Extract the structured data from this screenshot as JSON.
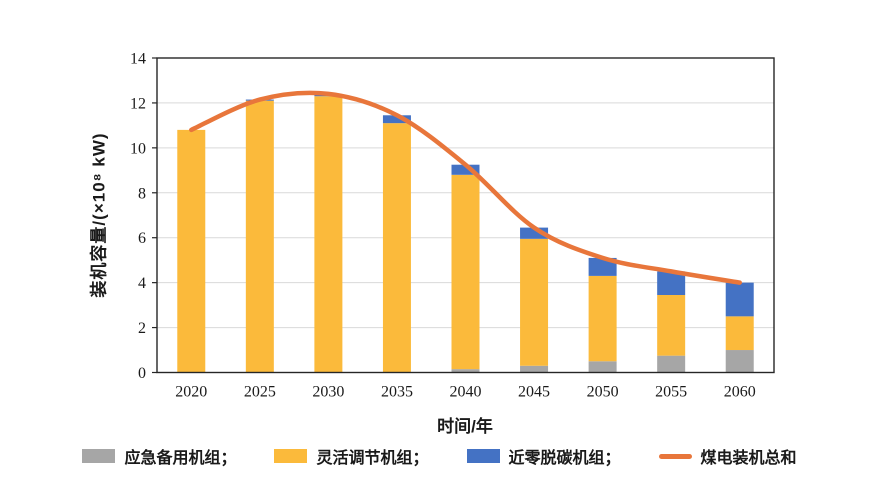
{
  "chart_data": {
    "type": "bar",
    "subtype": "stacked-bars-with-total-line",
    "categories": [
      "2020",
      "2025",
      "2030",
      "2035",
      "2040",
      "2045",
      "2050",
      "2055",
      "2060"
    ],
    "series": [
      {
        "name": "应急备用机组",
        "type": "bar",
        "color": "#A6A6A6",
        "values": [
          0,
          0,
          0,
          0,
          0.15,
          0.3,
          0.5,
          0.75,
          1.0
        ]
      },
      {
        "name": "灵活调节机组",
        "type": "bar",
        "color": "#FBBA3B",
        "values": [
          10.8,
          12.1,
          12.3,
          11.1,
          8.65,
          5.65,
          3.8,
          2.7,
          1.5
        ]
      },
      {
        "name": "近零脱碳机组",
        "type": "bar",
        "color": "#4472C4",
        "values": [
          0,
          0.05,
          0.1,
          0.35,
          0.45,
          0.5,
          0.8,
          1.05,
          1.5
        ]
      },
      {
        "name": "煤电装机总和",
        "type": "line",
        "color": "#E8763B",
        "values": [
          10.8,
          12.15,
          12.4,
          11.45,
          9.25,
          6.45,
          5.1,
          4.5,
          4.0
        ]
      }
    ],
    "title": "",
    "xlabel": "时间/年",
    "ylabel": "装机容量/(×10⁸ kW)",
    "ylim": [
      0,
      14
    ],
    "ytick_step": 2,
    "yticks": [
      "0",
      "2",
      "4",
      "6",
      "8",
      "10",
      "12",
      "14"
    ],
    "grid": "horizontal",
    "gridline_color": "#D9D9D9",
    "axis_border_color": "#262626",
    "legend_position": "bottom"
  },
  "legend": {
    "items": [
      {
        "label": "应急备用机组；",
        "color": "#A6A6A6",
        "shape": "bar"
      },
      {
        "label": "灵活调节机组；",
        "color": "#FBBA3B",
        "shape": "bar"
      },
      {
        "label": "近零脱碳机组；",
        "color": "#4472C4",
        "shape": "bar"
      },
      {
        "label": "煤电装机总和",
        "color": "#E8763B",
        "shape": "line"
      }
    ]
  }
}
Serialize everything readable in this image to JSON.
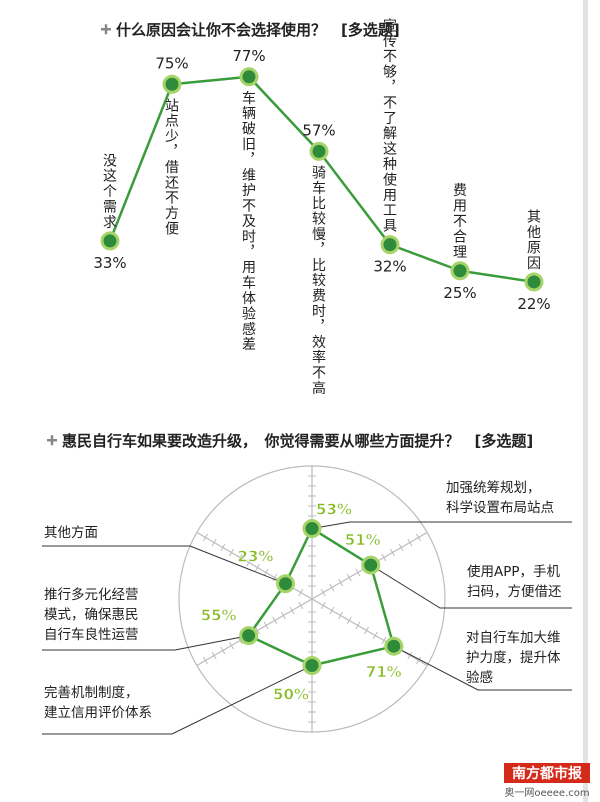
{
  "chart_data": [
    {
      "type": "line",
      "title": "什么原因会让你不会选择使用？　[多选题]",
      "categories": [
        "没这个需求",
        "站点少，借还不方便",
        "车辆破旧，维护不及时，用车体验感差",
        "骑车比较慢，比较费时，效率不高",
        "宣传不够，不了解这种使用工具",
        "费用不合理",
        "其他原因"
      ],
      "values": [
        33,
        75,
        77,
        57,
        32,
        25,
        22
      ],
      "value_labels": [
        "33%",
        "75%",
        "77%",
        "57%",
        "32%",
        "25%",
        "22%"
      ],
      "ylim": [
        0,
        100
      ]
    },
    {
      "type": "radar",
      "title": "惠民自行车如果要改造升级，　你觉得需要从哪些方面提升？　[多选题]",
      "categories": [
        "加强统筹规划，科学设置布局站点",
        "使用APP，手机扫码，方便借还",
        "对自行车加大维护力度，提升体验感",
        "完善机制制度，建立信用评价体系",
        "推行多元化经营模式，确保惠民自行车良性运营",
        "其他方面"
      ],
      "values": [
        53,
        51,
        71,
        50,
        55,
        23
      ],
      "value_labels": [
        "53%",
        "51%",
        "71%",
        "50%",
        "55%",
        "23%"
      ],
      "range": [
        0,
        100
      ]
    }
  ],
  "watermark": {
    "brand": "南方都市报",
    "site": "奥一网oeeee.com"
  },
  "colors": {
    "line": "#3a9c3a",
    "marker_fill": "#2e8b3a",
    "marker_ring": "#a6d46a",
    "value_green": "#86bc25",
    "grid": "#bbbbbb",
    "right_rule": "#e3e3e3",
    "watermark_bg": "#d42a1a"
  }
}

*Written task:* Reproduce all entries without any change, and omit the pictures.

*Solution for this exercise:*
Extract the structured data from this screenshot as JSON.
{
  "chart_data": {
    "type": "bar",
    "subtype": "stacked-bars-with-total-line",
    "categories": [
      "2020",
      "2025",
      "2030",
      "2035",
      "2040",
      "2045",
      "2050",
      "2055",
      "2060"
    ],
    "series": [
      {
        "name": "应急备用机组",
        "type": "bar",
        "color": "#A6A6A6",
        "values": [
          0,
          0,
          0,
          0,
          0.15,
          0.3,
          0.5,
          0.75,
          1.0
        ]
      },
      {
        "name": "灵活调节机组",
        "type": "bar",
        "color": "#FBBA3B",
        "values": [
          10.8,
          12.1,
          12.3,
          11.1,
          8.65,
          5.65,
          3.8,
          2.7,
          1.5
        ]
      },
      {
        "name": "近零脱碳机组",
        "type": "bar",
        "color": "#4472C4",
        "values": [
          0,
          0.05,
          0.1,
          0.35,
          0.45,
          0.5,
          0.8,
          1.05,
          1.5
        ]
      },
      {
        "name": "煤电装机总和",
        "type": "line",
        "color": "#E8763B",
        "values": [
          10.8,
          12.15,
          12.4,
          11.45,
          9.25,
          6.45,
          5.1,
          4.5,
          4.0
        ]
      }
    ],
    "title": "",
    "xlabel": "时间/年",
    "ylabel": "装机容量/(×10⁸ kW)",
    "ylim": [
      0,
      14
    ],
    "ytick_step": 2,
    "yticks": [
      "0",
      "2",
      "4",
      "6",
      "8",
      "10",
      "12",
      "14"
    ],
    "grid": "horizontal",
    "gridline_color": "#D9D9D9",
    "axis_border_color": "#262626",
    "legend_position": "bottom"
  },
  "legend": {
    "items": [
      {
        "label": "应急备用机组；",
        "color": "#A6A6A6",
        "shape": "bar"
      },
      {
        "label": "灵活调节机组；",
        "color": "#FBBA3B",
        "shape": "bar"
      },
      {
        "label": "近零脱碳机组；",
        "color": "#4472C4",
        "shape": "bar"
      },
      {
        "label": "煤电装机总和",
        "color": "#E8763B",
        "shape": "line"
      }
    ]
  }
}
Serialize everything readable in this image to JSON.
{
  "chart_data": [
    {
      "type": "line",
      "title": "什么原因会让你不会选择使用？　[多选题]",
      "categories": [
        "没这个需求",
        "站点少，借还不方便",
        "车辆破旧，维护不及时，用车体验感差",
        "骑车比较慢，比较费时，效率不高",
        "宣传不够，不了解这种使用工具",
        "费用不合理",
        "其他原因"
      ],
      "values": [
        33,
        75,
        77,
        57,
        32,
        25,
        22
      ],
      "value_labels": [
        "33%",
        "75%",
        "77%",
        "57%",
        "32%",
        "25%",
        "22%"
      ],
      "ylim": [
        0,
        100
      ]
    },
    {
      "type": "radar",
      "title": "惠民自行车如果要改造升级，　你觉得需要从哪些方面提升？　[多选题]",
      "categories": [
        "加强统筹规划，科学设置布局站点",
        "使用APP，手机扫码，方便借还",
        "对自行车加大维护力度，提升体验感",
        "完善机制制度，建立信用评价体系",
        "推行多元化经营模式，确保惠民自行车良性运营",
        "其他方面"
      ],
      "values": [
        53,
        51,
        71,
        50,
        55,
        23
      ],
      "value_labels": [
        "53%",
        "51%",
        "71%",
        "50%",
        "55%",
        "23%"
      ],
      "range": [
        0,
        100
      ]
    }
  ],
  "watermark": {
    "brand": "南方都市报",
    "site": "奥一网oeeee.com"
  },
  "colors": {
    "line": "#3a9c3a",
    "marker_fill": "#2e8b3a",
    "marker_ring": "#a6d46a",
    "value_green": "#86bc25",
    "grid": "#bbbbbb",
    "right_rule": "#e3e3e3",
    "watermark_bg": "#d42a1a"
  }
}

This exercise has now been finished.